Transcribe all of the material exactly, except for its pictures.
>> start Records for this exercise
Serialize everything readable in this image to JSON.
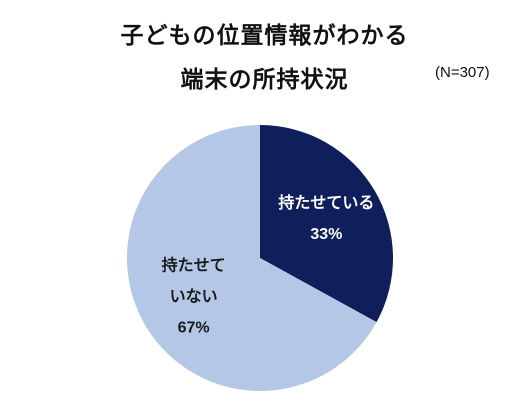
{
  "chart_data": {
    "type": "pie",
    "title": "子どもの位置情報がわかる",
    "title_line2": "端末の所持状況",
    "subtitle": "(N=307)",
    "categories": [
      "持たせている",
      "持たせていない"
    ],
    "values": [
      33,
      67
    ],
    "value_labels": [
      "33%",
      "67%"
    ],
    "colors": [
      "#0e1f5b",
      "#b4c7e7"
    ],
    "label_colors": [
      "#ffffff",
      "#1a1a1a"
    ],
    "start_angle": 0,
    "direction": "clockwise"
  }
}
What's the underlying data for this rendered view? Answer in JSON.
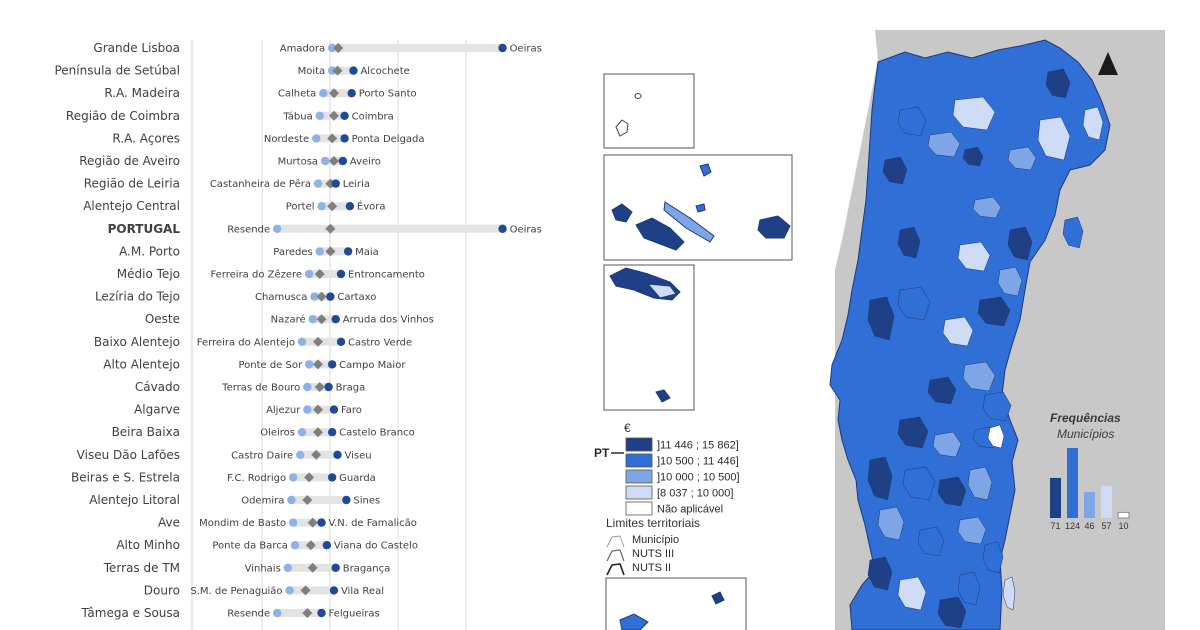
>> end Records for this exercise
• [Answer for this exercise]
Serialize everything readable in this image to JSON.
{
  "chart_data": {
    "type": "pie",
    "title": "子どもの位置情報がわかる",
    "title_line2": "端末の所持状況",
    "subtitle": "(N=307)",
    "categories": [
      "持たせている",
      "持たせていない"
    ],
    "values": [
      33,
      67
    ],
    "value_labels": [
      "33%",
      "67%"
    ],
    "colors": [
      "#0e1f5b",
      "#b4c7e7"
    ],
    "label_colors": [
      "#ffffff",
      "#1a1a1a"
    ],
    "start_angle": 0,
    "direction": "clockwise"
  }
}
What's the underlying data for this rendered view? Answer in JSON.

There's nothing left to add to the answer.